# Description of the task
Every line that contains "degree" counts once; give the total number of such lines, with no other words.

*** Information given ***

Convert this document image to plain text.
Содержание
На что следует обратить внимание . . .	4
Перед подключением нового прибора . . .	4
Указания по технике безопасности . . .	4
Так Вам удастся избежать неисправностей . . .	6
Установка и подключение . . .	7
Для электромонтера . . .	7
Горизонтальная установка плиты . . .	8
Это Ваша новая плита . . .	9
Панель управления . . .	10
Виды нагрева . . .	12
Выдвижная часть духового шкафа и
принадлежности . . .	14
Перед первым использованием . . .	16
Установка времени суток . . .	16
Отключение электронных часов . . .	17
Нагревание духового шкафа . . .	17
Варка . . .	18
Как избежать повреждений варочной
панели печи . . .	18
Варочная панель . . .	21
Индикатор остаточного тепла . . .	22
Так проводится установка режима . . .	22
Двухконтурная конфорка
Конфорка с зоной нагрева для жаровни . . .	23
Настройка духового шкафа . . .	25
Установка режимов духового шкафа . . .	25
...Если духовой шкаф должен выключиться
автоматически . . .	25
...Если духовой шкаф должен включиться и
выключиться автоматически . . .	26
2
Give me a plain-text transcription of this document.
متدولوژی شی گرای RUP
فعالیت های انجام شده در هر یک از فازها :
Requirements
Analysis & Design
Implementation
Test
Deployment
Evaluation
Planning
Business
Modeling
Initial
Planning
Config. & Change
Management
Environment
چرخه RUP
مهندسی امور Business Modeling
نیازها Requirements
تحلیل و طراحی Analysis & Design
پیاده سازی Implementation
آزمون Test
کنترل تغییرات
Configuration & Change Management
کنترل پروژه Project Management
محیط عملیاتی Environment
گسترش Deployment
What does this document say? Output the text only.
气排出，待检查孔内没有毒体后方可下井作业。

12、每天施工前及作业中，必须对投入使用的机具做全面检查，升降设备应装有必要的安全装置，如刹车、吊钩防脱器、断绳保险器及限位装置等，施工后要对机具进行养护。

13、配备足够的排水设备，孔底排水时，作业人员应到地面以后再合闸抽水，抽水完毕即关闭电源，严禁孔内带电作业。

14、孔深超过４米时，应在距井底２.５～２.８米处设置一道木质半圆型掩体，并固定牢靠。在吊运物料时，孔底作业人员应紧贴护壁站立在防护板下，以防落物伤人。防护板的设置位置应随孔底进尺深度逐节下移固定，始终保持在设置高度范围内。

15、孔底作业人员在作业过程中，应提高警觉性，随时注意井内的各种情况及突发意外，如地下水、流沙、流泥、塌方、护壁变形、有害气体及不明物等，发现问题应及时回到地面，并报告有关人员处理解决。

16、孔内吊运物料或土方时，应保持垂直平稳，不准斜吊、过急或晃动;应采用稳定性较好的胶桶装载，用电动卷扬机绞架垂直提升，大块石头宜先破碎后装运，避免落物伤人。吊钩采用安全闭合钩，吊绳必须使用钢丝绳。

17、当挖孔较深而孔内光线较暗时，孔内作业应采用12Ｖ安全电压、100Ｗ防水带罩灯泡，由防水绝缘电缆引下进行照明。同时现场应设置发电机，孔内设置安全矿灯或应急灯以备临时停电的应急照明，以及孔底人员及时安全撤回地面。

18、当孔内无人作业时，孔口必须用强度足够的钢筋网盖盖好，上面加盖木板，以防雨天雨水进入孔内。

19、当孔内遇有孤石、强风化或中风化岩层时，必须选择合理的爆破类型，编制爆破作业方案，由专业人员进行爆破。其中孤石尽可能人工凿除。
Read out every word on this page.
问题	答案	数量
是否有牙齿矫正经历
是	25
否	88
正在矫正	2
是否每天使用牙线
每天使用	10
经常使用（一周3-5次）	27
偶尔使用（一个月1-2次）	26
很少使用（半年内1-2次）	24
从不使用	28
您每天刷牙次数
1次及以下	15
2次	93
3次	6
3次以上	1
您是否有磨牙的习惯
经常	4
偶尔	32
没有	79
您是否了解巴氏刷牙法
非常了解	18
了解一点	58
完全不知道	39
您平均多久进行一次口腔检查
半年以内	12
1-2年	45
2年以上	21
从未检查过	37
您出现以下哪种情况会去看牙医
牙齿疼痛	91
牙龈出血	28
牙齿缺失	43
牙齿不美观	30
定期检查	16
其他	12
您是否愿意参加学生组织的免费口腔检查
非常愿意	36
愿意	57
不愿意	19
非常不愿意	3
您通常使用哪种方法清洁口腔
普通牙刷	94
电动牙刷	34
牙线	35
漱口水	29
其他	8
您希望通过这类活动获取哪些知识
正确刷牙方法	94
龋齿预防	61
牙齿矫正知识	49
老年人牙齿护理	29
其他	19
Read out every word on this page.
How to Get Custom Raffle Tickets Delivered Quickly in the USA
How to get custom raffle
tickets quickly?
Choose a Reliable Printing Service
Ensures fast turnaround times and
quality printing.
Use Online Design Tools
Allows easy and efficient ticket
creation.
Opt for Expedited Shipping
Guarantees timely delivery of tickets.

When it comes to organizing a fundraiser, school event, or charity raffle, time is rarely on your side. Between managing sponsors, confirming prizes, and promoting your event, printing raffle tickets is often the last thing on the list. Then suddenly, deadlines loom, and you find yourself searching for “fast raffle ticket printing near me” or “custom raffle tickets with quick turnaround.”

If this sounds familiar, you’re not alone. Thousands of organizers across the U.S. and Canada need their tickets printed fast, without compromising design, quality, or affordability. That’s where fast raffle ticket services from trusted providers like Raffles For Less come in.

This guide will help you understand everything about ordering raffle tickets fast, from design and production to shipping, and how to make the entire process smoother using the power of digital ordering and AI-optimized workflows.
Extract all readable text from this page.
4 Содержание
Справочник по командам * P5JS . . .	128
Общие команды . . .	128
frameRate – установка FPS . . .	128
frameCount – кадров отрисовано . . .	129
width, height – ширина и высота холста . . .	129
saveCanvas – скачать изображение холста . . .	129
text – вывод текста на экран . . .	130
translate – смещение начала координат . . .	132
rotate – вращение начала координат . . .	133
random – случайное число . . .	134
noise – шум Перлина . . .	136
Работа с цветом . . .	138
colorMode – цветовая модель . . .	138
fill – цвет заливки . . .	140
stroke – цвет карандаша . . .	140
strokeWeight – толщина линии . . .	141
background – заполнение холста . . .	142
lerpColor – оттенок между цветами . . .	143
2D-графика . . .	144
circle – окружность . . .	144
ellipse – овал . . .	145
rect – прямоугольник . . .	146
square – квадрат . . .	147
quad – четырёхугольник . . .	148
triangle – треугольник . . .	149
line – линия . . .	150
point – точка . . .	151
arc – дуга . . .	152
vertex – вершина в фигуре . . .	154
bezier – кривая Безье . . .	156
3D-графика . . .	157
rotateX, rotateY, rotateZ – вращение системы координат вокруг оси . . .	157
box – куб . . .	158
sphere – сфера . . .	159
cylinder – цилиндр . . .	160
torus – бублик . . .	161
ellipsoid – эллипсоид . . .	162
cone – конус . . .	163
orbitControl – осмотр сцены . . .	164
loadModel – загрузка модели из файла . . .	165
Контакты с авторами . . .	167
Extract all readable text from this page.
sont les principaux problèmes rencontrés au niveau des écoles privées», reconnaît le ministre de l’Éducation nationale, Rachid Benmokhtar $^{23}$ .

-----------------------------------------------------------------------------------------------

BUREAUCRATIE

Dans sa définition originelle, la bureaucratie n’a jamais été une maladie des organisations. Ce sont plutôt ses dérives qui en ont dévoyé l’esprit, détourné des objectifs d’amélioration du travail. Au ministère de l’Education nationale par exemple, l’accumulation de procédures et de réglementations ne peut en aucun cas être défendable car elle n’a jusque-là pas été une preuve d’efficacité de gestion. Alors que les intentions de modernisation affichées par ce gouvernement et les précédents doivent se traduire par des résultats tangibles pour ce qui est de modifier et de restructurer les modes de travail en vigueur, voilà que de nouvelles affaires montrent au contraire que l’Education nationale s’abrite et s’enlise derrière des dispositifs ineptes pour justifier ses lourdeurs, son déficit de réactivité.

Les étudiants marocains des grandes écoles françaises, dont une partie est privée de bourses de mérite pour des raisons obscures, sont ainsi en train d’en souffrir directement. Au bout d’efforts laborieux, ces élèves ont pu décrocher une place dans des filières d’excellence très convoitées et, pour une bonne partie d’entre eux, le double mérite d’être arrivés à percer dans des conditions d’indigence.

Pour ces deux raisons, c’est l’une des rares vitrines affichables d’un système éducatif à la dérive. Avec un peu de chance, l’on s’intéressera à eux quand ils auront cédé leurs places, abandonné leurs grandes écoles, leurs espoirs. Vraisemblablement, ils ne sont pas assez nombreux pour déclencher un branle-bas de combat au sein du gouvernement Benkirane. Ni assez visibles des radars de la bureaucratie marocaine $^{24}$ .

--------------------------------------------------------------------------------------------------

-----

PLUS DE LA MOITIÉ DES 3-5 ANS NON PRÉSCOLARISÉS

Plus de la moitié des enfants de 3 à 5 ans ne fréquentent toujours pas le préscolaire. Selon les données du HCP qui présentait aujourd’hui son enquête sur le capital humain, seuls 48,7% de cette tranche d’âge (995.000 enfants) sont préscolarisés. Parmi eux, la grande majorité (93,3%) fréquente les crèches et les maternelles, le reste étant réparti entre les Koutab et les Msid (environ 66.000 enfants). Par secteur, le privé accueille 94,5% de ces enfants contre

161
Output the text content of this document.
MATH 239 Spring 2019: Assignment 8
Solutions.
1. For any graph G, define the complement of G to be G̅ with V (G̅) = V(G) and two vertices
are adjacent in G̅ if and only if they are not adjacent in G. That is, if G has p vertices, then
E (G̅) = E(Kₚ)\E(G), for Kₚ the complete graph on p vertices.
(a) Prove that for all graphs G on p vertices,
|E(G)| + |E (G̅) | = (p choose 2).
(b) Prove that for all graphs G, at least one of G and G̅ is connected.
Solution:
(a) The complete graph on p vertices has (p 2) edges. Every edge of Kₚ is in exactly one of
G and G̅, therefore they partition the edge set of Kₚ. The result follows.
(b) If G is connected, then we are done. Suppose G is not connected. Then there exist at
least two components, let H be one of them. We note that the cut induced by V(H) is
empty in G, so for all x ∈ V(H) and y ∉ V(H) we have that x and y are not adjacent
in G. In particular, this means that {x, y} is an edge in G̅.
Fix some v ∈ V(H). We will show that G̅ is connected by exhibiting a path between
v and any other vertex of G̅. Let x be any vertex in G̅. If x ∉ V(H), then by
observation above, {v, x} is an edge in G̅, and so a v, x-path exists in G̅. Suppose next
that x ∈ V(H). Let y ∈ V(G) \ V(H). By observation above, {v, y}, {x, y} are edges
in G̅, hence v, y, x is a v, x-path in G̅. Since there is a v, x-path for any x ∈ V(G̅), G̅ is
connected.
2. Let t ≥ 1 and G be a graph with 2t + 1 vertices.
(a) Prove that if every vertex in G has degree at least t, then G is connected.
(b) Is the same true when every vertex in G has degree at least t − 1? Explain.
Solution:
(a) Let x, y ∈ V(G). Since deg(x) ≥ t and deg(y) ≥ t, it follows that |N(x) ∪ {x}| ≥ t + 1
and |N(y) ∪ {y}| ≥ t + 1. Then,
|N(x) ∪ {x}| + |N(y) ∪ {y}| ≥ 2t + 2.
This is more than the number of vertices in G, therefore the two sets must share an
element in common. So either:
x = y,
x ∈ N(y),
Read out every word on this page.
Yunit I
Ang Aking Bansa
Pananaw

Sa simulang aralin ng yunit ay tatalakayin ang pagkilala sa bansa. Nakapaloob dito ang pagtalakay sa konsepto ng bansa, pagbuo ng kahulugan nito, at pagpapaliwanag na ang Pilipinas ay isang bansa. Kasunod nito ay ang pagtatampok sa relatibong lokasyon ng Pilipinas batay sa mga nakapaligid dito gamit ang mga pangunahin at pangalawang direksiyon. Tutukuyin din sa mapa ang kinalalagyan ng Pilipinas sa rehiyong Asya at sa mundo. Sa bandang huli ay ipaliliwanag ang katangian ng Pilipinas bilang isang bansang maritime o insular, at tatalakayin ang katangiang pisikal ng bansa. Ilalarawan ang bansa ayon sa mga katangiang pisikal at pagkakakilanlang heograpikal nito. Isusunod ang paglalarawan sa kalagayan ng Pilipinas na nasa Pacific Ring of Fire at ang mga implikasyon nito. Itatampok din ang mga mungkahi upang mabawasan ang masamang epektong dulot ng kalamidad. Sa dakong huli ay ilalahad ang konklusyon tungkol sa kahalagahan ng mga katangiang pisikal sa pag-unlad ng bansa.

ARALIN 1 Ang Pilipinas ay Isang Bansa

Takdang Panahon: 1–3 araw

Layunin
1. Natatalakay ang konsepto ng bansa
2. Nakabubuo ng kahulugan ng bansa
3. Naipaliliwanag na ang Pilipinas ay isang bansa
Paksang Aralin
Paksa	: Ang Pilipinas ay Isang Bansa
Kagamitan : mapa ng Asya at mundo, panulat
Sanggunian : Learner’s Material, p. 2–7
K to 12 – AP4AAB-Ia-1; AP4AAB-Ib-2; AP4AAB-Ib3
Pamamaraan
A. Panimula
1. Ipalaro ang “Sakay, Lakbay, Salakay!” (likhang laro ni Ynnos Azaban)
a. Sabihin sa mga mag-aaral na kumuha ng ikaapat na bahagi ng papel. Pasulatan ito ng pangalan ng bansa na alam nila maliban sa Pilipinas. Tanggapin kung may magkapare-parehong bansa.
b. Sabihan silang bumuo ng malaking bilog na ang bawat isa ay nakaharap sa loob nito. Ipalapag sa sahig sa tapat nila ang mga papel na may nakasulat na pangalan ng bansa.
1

***

# Answer in full
2